-- Start Records shown --

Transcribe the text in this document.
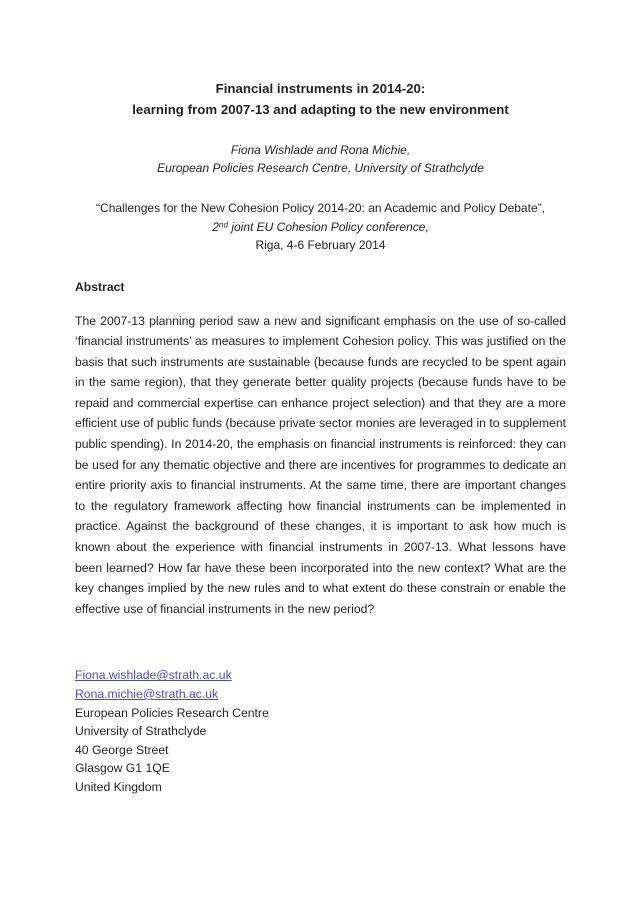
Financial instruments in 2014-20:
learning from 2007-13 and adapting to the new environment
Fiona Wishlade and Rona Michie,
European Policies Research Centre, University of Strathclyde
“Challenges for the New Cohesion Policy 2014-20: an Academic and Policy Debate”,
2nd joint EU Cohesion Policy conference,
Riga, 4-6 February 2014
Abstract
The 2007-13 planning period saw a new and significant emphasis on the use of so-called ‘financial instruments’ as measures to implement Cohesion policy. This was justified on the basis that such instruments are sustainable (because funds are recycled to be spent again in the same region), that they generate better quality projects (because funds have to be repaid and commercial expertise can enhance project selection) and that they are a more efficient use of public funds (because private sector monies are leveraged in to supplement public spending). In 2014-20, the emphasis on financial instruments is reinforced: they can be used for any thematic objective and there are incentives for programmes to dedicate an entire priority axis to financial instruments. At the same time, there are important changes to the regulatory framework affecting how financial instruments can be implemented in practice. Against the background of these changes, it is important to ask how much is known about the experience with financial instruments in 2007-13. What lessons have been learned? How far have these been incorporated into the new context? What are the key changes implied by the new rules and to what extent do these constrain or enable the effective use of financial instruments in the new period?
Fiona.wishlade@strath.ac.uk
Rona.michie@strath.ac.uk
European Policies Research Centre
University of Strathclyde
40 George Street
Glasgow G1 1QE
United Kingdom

-- End Records shown --
-- Start Records shown --

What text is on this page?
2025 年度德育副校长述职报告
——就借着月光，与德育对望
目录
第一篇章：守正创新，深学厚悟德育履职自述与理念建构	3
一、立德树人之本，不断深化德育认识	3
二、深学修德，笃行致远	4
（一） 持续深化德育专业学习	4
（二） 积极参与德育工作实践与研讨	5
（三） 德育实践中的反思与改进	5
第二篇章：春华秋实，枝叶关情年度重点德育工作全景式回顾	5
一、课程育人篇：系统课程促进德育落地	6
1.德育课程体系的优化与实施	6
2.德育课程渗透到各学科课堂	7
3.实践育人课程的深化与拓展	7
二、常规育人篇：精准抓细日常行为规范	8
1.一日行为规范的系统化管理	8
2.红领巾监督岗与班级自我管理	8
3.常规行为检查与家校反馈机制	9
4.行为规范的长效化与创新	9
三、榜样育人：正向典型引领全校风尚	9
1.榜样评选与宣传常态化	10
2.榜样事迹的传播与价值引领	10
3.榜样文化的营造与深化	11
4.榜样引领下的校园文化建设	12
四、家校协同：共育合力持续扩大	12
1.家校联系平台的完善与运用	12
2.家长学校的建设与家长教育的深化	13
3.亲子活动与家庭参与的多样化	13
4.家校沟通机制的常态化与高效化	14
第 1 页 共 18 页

-- End Records shown --

Direction: Find all the lines containing "Research" in the material, then copy them.

Exercise answer:
European Policies Research Centre, University of Strathclyde
European Policies Research Centre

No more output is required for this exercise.